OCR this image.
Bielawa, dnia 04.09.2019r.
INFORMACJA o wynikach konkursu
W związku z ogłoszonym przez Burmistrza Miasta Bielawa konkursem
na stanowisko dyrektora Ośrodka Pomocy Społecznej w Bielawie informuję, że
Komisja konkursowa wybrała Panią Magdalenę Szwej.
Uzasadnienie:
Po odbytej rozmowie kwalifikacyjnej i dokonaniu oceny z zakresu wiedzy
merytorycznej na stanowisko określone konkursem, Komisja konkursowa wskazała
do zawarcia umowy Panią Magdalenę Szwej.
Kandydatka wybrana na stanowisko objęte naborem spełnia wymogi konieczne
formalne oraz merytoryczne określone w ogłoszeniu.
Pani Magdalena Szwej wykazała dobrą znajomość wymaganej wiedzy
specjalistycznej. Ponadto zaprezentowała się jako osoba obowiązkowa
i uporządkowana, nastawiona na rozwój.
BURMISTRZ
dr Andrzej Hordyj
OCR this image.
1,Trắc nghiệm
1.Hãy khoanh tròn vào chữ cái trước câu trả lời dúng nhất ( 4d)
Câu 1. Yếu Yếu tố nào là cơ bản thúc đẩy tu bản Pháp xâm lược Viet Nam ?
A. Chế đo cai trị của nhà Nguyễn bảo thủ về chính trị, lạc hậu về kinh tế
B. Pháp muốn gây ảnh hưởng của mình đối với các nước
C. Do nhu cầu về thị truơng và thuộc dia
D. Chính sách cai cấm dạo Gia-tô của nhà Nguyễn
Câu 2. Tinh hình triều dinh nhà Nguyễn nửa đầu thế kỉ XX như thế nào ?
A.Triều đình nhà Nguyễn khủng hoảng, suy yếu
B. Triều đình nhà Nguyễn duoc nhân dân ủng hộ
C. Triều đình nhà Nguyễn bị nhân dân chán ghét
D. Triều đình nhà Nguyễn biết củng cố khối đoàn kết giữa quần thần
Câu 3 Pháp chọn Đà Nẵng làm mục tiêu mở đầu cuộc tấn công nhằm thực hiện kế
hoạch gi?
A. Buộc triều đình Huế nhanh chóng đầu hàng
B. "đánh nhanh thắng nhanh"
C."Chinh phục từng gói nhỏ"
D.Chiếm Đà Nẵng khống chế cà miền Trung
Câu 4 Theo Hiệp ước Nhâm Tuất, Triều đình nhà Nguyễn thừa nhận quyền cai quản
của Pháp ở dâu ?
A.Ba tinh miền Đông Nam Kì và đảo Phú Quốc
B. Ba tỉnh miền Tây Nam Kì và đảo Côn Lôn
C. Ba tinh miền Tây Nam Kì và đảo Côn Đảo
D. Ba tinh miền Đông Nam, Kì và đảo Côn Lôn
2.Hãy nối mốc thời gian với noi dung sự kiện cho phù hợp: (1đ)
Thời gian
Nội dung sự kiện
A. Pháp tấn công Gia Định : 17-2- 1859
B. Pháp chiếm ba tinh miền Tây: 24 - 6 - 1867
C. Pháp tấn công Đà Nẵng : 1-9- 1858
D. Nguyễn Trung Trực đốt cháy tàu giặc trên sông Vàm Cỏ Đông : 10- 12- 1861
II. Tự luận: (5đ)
::::::
What needs to be done -> Print the material verbatim, all of it.

The reply ->
OCR this image.
Bielawa, dnia 04.09.2019r.
INFORMACJA o wynikach konkursu
W związku z ogłoszonym przez Burmistrza Miasta Bielawa konkursem
na stanowisko dyrektora Ośrodka Pomocy Społecznej w Bielawie informuję, że
Komisja konkursowa wybrała Panią Magdalenę Szwej.
Uzasadnienie:
Po odbytej rozmowie kwalifikacyjnej i dokonaniu oceny z zakresu wiedzy
merytorycznej na stanowisko określone konkursem, Komisja konkursowa wskazała
do zawarcia umowy Panią Magdalenę Szwej.
Kandydatka wybrana na stanowisko objęte naborem spełnia wymogi konieczne
formalne oraz merytoryczne określone w ogłoszeniu.
Pani Magdalena Szwej wykazała dobrą znajomość wymaganej wiedzy
specjalistycznej. Ponadto zaprezentowała się jako osoba obowiązkowa
i uporządkowana, nastawiona na rozwój.
BURMISTRZ
dr Andrzej Hordyj
OCR this image.
1,Trắc nghiệm
1.Hãy khoanh tròn vào chữ cái trước câu trả lời dúng nhất ( 4d)
Câu 1. Yếu Yếu tố nào là cơ bản thúc đẩy tu bản Pháp xâm lược Viet Nam ?
A. Chế đo cai trị của nhà Nguyễn bảo thủ về chính trị, lạc hậu về kinh tế
B. Pháp muốn gây ảnh hưởng của mình đối với các nước
C. Do nhu cầu về thị truơng và thuộc dia
D. Chính sách cai cấm dạo Gia-tô của nhà Nguyễn
Câu 2. Tinh hình triều dinh nhà Nguyễn nửa đầu thế kỉ XX như thế nào ?
A.Triều đình nhà Nguyễn khủng hoảng, suy yếu
B. Triều đình nhà Nguyễn duoc nhân dân ủng hộ
C. Triều đình nhà Nguyễn bị nhân dân chán ghét
D. Triều đình nhà Nguyễn biết củng cố khối đoàn kết giữa quần thần
Câu 3 Pháp chọn Đà Nẵng làm mục tiêu mở đầu cuộc tấn công nhằm thực hiện kế
hoạch gi?
A. Buộc triều đình Huế nhanh chóng đầu hàng
B. "đánh nhanh thắng nhanh"
C."Chinh phục từng gói nhỏ"
D.Chiếm Đà Nẵng khống chế cà miền Trung
Câu 4 Theo Hiệp ước Nhâm Tuất, Triều đình nhà Nguyễn thừa nhận quyền cai quản
của Pháp ở dâu ?
A.Ba tinh miền Đông Nam Kì và đảo Phú Quốc
B. Ba tỉnh miền Tây Nam Kì và đảo Côn Lôn
C. Ba tinh miền Tây Nam Kì và đảo Côn Đảo
D. Ba tinh miền Đông Nam, Kì và đảo Côn Lôn
2.Hãy nối mốc thời gian với noi dung sự kiện cho phù hợp: (1đ)
Thời gian
Nội dung sự kiện
A. Pháp tấn công Gia Định : 17-2- 1859
B. Pháp chiếm ba tinh miền Tây: 24 - 6 - 1867
C. Pháp tấn công Đà Nẵng : 1-9- 1858
D. Nguyễn Trung Trực đốt cháy tàu giặc trên sông Vàm Cỏ Đông : 10- 12- 1861
II. Tự luận: (5đ)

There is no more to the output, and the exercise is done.